▶ **Given task**
Copy out, word for word, the lines of the listing below. Start with the line that contains "enumerate the UI" and continue through the line that contains "x-tick-label: 15 xyxy=(852,1623,866,1636)", including both of those lines.

▶ **Records**
------------------------------------

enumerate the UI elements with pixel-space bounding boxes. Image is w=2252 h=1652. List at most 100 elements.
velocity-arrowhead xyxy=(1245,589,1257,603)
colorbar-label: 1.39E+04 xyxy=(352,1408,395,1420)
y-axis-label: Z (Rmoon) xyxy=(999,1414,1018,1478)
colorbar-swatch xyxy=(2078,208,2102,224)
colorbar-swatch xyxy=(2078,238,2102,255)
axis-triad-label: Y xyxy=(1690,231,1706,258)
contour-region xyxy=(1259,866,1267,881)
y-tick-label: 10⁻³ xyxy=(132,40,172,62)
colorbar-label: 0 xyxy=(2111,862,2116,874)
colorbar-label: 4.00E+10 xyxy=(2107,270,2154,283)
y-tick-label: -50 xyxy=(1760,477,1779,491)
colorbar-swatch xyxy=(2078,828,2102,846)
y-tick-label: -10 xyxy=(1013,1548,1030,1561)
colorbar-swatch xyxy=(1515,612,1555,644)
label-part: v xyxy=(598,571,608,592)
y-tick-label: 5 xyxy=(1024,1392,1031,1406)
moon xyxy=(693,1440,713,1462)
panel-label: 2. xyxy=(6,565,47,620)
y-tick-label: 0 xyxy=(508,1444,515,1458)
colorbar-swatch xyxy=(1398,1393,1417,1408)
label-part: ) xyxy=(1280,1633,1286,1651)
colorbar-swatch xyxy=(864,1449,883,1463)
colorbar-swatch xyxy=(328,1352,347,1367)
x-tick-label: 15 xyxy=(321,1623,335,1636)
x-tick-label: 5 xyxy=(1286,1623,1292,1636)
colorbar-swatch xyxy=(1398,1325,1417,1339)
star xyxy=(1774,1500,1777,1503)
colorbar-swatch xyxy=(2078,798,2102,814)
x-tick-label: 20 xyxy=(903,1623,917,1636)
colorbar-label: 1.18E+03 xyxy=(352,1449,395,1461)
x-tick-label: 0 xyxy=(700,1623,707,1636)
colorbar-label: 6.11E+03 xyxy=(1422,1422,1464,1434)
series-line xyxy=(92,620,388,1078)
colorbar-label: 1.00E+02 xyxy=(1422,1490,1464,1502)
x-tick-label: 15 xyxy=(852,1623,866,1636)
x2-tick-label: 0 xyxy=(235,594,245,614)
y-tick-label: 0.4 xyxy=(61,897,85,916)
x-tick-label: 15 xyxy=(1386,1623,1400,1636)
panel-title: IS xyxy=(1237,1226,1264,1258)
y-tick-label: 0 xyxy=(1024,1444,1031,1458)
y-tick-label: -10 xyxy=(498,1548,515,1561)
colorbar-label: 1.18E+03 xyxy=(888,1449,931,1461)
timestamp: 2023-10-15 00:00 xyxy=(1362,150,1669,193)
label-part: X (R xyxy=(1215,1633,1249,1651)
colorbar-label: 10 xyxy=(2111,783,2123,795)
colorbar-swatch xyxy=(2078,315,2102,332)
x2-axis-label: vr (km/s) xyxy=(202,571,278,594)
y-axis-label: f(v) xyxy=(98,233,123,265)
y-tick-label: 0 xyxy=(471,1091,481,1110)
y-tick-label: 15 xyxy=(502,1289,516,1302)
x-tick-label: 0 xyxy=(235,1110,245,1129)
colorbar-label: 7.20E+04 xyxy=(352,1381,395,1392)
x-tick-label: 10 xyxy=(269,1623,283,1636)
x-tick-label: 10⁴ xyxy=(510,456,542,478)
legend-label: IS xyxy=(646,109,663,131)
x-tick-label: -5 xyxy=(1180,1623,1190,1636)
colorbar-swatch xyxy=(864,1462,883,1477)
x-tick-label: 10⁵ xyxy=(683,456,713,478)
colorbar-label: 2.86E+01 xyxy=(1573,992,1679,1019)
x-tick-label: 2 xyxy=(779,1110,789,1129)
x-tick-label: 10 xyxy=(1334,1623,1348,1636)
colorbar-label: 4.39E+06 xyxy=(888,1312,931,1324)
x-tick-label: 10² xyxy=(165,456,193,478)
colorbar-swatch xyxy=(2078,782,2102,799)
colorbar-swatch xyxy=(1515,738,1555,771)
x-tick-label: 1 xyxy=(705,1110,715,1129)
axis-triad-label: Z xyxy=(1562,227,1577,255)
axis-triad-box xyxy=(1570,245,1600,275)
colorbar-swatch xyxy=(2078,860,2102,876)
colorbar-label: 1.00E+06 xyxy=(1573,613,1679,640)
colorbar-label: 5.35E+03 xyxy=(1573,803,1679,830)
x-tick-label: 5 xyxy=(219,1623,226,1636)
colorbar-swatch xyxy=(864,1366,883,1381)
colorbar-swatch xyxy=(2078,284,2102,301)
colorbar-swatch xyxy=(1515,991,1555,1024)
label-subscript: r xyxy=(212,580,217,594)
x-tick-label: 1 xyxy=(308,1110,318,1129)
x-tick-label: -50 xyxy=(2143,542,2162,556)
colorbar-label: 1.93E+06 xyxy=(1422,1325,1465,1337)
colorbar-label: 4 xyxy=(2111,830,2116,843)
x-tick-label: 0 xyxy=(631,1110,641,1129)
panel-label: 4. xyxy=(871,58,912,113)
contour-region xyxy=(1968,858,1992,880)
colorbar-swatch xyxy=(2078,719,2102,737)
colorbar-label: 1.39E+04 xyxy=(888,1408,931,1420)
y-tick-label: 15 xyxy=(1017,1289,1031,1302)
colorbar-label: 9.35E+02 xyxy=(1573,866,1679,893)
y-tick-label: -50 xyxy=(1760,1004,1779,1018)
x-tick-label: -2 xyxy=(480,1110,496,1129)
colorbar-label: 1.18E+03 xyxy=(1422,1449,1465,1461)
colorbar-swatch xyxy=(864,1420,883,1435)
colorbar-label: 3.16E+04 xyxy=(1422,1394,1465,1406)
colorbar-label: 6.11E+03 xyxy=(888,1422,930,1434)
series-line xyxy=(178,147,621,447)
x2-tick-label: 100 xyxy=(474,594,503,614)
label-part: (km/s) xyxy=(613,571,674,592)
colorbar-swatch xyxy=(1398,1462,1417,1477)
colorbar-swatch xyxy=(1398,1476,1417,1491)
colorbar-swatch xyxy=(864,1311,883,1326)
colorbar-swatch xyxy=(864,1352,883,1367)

------------------------------------

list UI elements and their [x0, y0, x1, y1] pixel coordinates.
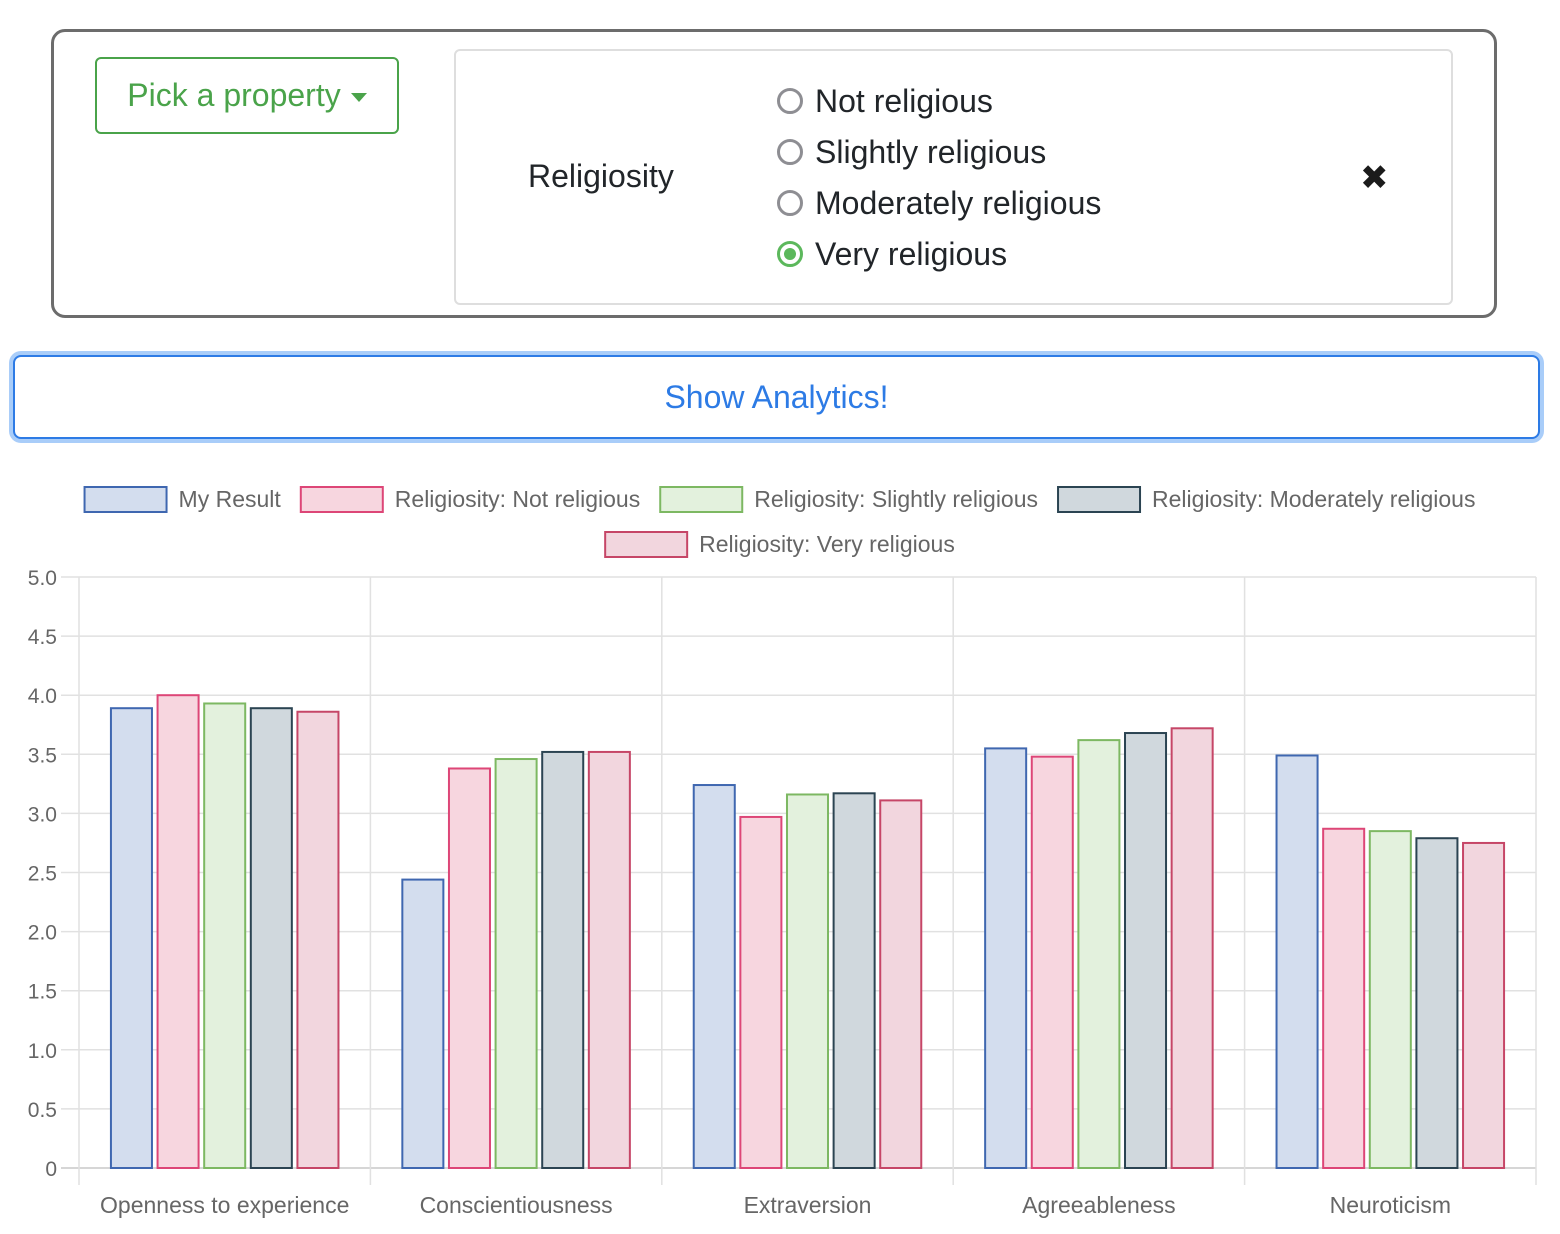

------------------------------------

▶ **The reply**
enumerate the UI elements with pixel-space bounding boxes. Image is w=2252 h=1652. List at most 100 elements.
velocity-arrowhead xyxy=(1245,589,1257,603)
colorbar-label: 1.39E+04 xyxy=(352,1408,395,1420)
y-axis-label: Z (Rmoon) xyxy=(999,1414,1018,1478)
colorbar-swatch xyxy=(2078,208,2102,224)
colorbar-swatch xyxy=(2078,238,2102,255)
axis-triad-label: Y xyxy=(1690,231,1706,258)
contour-region xyxy=(1259,866,1267,881)
y-tick-label: 10⁻³ xyxy=(132,40,172,62)
colorbar-label: 0 xyxy=(2111,862,2116,874)
colorbar-label: 4.00E+10 xyxy=(2107,270,2154,283)
y-tick-label: -50 xyxy=(1760,477,1779,491)
colorbar-swatch xyxy=(2078,828,2102,846)
y-tick-label: -10 xyxy=(1013,1548,1030,1561)
colorbar-swatch xyxy=(1515,612,1555,644)
label-part: v xyxy=(598,571,608,592)
y-tick-label: 5 xyxy=(1024,1392,1031,1406)
moon xyxy=(693,1440,713,1462)
panel-label: 2. xyxy=(6,565,47,620)
y-tick-label: 0 xyxy=(508,1444,515,1458)
colorbar-swatch xyxy=(1398,1393,1417,1408)
label-part: ) xyxy=(1280,1633,1286,1651)
colorbar-swatch xyxy=(864,1449,883,1463)
colorbar-swatch xyxy=(328,1352,347,1367)
x-tick-label: 15 xyxy=(321,1623,335,1636)
x-tick-label: 5 xyxy=(1286,1623,1292,1636)
colorbar-swatch xyxy=(1398,1325,1417,1339)
star xyxy=(1774,1500,1777,1503)
colorbar-swatch xyxy=(2078,798,2102,814)
x-tick-label: 20 xyxy=(903,1623,917,1636)
colorbar-label: 1.18E+03 xyxy=(352,1449,395,1461)
x-tick-label: 0 xyxy=(700,1623,707,1636)
colorbar-label: 6.11E+03 xyxy=(1422,1422,1464,1434)
series-line xyxy=(92,620,388,1078)
colorbar-label: 1.00E+02 xyxy=(1422,1490,1464,1502)
x-tick-label: 15 xyxy=(852,1623,866,1636)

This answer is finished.